◆ **Required work**
Set down the data below again, line for line, without changing anything.

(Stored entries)
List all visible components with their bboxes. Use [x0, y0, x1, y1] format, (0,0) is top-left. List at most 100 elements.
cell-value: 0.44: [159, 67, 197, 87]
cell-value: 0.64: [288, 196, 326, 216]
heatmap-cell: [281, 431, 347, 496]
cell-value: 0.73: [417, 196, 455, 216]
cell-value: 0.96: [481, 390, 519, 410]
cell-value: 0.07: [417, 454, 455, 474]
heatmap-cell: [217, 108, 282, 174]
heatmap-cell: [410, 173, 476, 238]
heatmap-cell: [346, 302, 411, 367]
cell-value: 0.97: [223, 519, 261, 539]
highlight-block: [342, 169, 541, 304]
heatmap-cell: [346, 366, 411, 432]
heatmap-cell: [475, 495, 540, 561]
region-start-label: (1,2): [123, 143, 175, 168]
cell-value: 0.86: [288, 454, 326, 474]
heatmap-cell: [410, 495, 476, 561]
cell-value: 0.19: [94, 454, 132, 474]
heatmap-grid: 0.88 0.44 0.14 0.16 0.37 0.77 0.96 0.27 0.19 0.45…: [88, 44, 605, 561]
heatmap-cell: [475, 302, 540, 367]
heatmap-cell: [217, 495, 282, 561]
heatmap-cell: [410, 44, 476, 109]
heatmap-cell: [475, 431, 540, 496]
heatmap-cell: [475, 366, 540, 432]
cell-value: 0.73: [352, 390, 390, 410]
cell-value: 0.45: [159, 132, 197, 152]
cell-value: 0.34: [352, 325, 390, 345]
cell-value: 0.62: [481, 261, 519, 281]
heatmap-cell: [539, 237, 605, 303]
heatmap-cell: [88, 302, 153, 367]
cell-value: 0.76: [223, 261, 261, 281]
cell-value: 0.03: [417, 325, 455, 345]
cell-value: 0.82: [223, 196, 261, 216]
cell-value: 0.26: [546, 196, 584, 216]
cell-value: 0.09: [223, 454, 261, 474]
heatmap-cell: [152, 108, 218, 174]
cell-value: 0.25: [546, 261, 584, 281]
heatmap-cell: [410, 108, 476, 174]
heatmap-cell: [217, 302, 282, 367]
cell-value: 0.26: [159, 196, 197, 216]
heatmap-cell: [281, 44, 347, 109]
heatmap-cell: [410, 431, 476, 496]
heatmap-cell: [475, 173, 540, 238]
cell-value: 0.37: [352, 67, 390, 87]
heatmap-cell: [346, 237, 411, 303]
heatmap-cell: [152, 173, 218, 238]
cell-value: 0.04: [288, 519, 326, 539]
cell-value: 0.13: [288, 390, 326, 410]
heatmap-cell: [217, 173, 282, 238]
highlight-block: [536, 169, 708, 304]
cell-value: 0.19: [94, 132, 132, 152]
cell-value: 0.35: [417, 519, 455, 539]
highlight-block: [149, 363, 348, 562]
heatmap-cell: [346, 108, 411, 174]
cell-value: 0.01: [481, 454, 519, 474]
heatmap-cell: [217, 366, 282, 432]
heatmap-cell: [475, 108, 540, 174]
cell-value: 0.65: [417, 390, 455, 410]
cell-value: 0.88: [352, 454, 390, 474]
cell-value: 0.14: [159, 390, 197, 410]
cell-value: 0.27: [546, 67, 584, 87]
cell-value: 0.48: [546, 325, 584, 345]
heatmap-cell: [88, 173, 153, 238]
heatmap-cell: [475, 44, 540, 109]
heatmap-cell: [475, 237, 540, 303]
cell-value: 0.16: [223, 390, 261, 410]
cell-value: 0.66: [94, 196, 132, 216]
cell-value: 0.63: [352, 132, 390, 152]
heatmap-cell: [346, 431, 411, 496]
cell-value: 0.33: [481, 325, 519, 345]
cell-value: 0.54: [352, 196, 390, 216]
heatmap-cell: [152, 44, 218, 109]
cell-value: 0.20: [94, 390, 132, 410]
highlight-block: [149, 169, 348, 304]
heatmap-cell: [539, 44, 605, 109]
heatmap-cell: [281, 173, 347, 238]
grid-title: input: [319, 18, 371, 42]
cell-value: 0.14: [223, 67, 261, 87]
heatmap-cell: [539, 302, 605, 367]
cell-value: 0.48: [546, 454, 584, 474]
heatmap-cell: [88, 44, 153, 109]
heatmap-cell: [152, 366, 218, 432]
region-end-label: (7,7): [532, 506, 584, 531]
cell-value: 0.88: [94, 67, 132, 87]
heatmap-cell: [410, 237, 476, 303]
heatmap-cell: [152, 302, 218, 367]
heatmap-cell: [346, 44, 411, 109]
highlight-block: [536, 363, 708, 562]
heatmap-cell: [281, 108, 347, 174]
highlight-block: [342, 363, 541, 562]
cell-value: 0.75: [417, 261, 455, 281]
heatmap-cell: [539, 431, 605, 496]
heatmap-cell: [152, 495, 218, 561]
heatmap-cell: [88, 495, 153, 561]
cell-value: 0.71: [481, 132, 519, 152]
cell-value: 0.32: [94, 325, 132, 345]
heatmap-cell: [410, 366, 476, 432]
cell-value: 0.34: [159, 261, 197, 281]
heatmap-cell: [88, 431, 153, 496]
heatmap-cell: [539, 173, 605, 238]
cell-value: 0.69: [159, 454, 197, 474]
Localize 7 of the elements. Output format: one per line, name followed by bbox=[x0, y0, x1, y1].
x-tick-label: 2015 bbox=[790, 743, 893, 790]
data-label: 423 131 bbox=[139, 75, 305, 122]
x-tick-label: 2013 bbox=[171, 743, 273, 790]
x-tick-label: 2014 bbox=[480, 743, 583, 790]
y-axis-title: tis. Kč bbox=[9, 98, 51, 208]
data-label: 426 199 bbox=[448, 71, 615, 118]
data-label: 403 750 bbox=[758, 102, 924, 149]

◆ **Complete response**
List all visible components with their bboxes. Use [x0, y0, x1, y1] format, (0,0) is top-left. List at most 100 elements.
cell-value: 0.44: [159, 67, 197, 87]
cell-value: 0.64: [288, 196, 326, 216]
heatmap-cell: [281, 431, 347, 496]
cell-value: 0.73: [417, 196, 455, 216]
cell-value: 0.96: [481, 390, 519, 410]
cell-value: 0.07: [417, 454, 455, 474]
heatmap-cell: [217, 108, 282, 174]
heatmap-cell: [410, 173, 476, 238]
heatmap-cell: [346, 302, 411, 367]
cell-value: 0.97: [223, 519, 261, 539]
highlight-block: [342, 169, 541, 304]
heatmap-cell: [346, 366, 411, 432]
heatmap-cell: [475, 495, 540, 561]
region-start-label: (1,2): [123, 143, 175, 168]
cell-value: 0.86: [288, 454, 326, 474]
heatmap-cell: [410, 495, 476, 561]
cell-value: 0.19: [94, 454, 132, 474]
heatmap-grid: 0.88 0.44 0.14 0.16 0.37 0.77 0.96 0.27 0.19 0.45…: [88, 44, 605, 561]
heatmap-cell: [475, 302, 540, 367]
heatmap-cell: [217, 495, 282, 561]
heatmap-cell: [410, 44, 476, 109]
heatmap-cell: [475, 431, 540, 496]
heatmap-cell: [475, 366, 540, 432]
cell-value: 0.73: [352, 390, 390, 410]
cell-value: 0.45: [159, 132, 197, 152]
cell-value: 0.34: [352, 325, 390, 345]
cell-value: 0.62: [481, 261, 519, 281]
heatmap-cell: [539, 237, 605, 303]
heatmap-cell: [88, 302, 153, 367]
cell-value: 0.76: [223, 261, 261, 281]
cell-value: 0.03: [417, 325, 455, 345]
cell-value: 0.82: [223, 196, 261, 216]
cell-value: 0.26: [546, 196, 584, 216]
cell-value: 0.09: [223, 454, 261, 474]
heatmap-cell: [152, 108, 218, 174]
cell-value: 0.25: [546, 261, 584, 281]
heatmap-cell: [410, 108, 476, 174]
heatmap-cell: [217, 302, 282, 367]
cell-value: 0.26: [159, 196, 197, 216]
heatmap-cell: [281, 44, 347, 109]
heatmap-cell: [410, 431, 476, 496]
heatmap-cell: [475, 173, 540, 238]
cell-value: 0.37: [352, 67, 390, 87]
heatmap-cell: [346, 237, 411, 303]
heatmap-cell: [152, 173, 218, 238]
cell-value: 0.04: [288, 519, 326, 539]
cell-value: 0.13: [288, 390, 326, 410]
heatmap-cell: [217, 173, 282, 238]
highlight-block: [536, 169, 708, 304]
cell-value: 0.19: [94, 132, 132, 152]
cell-value: 0.35: [417, 519, 455, 539]
highlight-block: [149, 363, 348, 562]
heatmap-cell: [346, 108, 411, 174]
cell-value: 0.01: [481, 454, 519, 474]
heatmap-cell: [217, 366, 282, 432]
heatmap-cell: [475, 108, 540, 174]
cell-value: 0.65: [417, 390, 455, 410]
cell-value: 0.88: [352, 454, 390, 474]
cell-value: 0.14: [159, 390, 197, 410]
cell-value: 0.27: [546, 67, 584, 87]
cell-value: 0.48: [546, 325, 584, 345]
heatmap-cell: [88, 173, 153, 238]
heatmap-cell: [475, 44, 540, 109]
heatmap-cell: [475, 237, 540, 303]
cell-value: 0.16: [223, 390, 261, 410]
cell-value: 0.66: [94, 196, 132, 216]
cell-value: 0.63: [352, 132, 390, 152]
heatmap-cell: [346, 431, 411, 496]
cell-value: 0.33: [481, 325, 519, 345]
cell-value: 0.54: [352, 196, 390, 216]
heatmap-cell: [152, 44, 218, 109]
cell-value: 0.20: [94, 390, 132, 410]
highlight-block: [149, 169, 348, 304]
heatmap-cell: [539, 44, 605, 109]
heatmap-cell: [281, 173, 347, 238]
grid-title: input: [319, 18, 371, 42]
cell-value: 0.14: [223, 67, 261, 87]
heatmap-cell: [539, 302, 605, 367]
cell-value: 0.48: [546, 454, 584, 474]
heatmap-cell: [88, 44, 153, 109]
heatmap-cell: [152, 366, 218, 432]
region-end-label: (7,7): [532, 506, 584, 531]
cell-value: 0.88: [94, 67, 132, 87]
heatmap-cell: [410, 237, 476, 303]
heatmap-cell: [152, 302, 218, 367]
heatmap-cell: [346, 44, 411, 109]
highlight-block: [536, 363, 708, 562]
heatmap-cell: [281, 108, 347, 174]
highlight-block: [342, 363, 541, 562]
cell-value: 0.75: [417, 261, 455, 281]
heatmap-cell: [539, 431, 605, 496]
heatmap-cell: [152, 495, 218, 561]
heatmap-cell: [88, 495, 153, 561]
cell-value: 0.71: [481, 132, 519, 152]
cell-value: 0.32: [94, 325, 132, 345]
heatmap-cell: [410, 366, 476, 432]
cell-value: 0.34: [159, 261, 197, 281]
heatmap-cell: [88, 431, 153, 496]
heatmap-cell: [539, 173, 605, 238]
cell-value: 0.69: [159, 454, 197, 474]
Localize 7 of the elements. Output format: one per line, name followed by bbox=[x0, y0, x1, y1].
x-tick-label: 2015 bbox=[790, 743, 893, 790]
data-label: 423 131 bbox=[139, 75, 305, 122]
x-tick-label: 2013 bbox=[171, 743, 273, 790]
x-tick-label: 2014 bbox=[480, 743, 583, 790]
y-axis-title: tis. Kč bbox=[9, 98, 51, 208]
data-label: 426 199 bbox=[448, 71, 615, 118]
data-label: 403 750 bbox=[758, 102, 924, 149]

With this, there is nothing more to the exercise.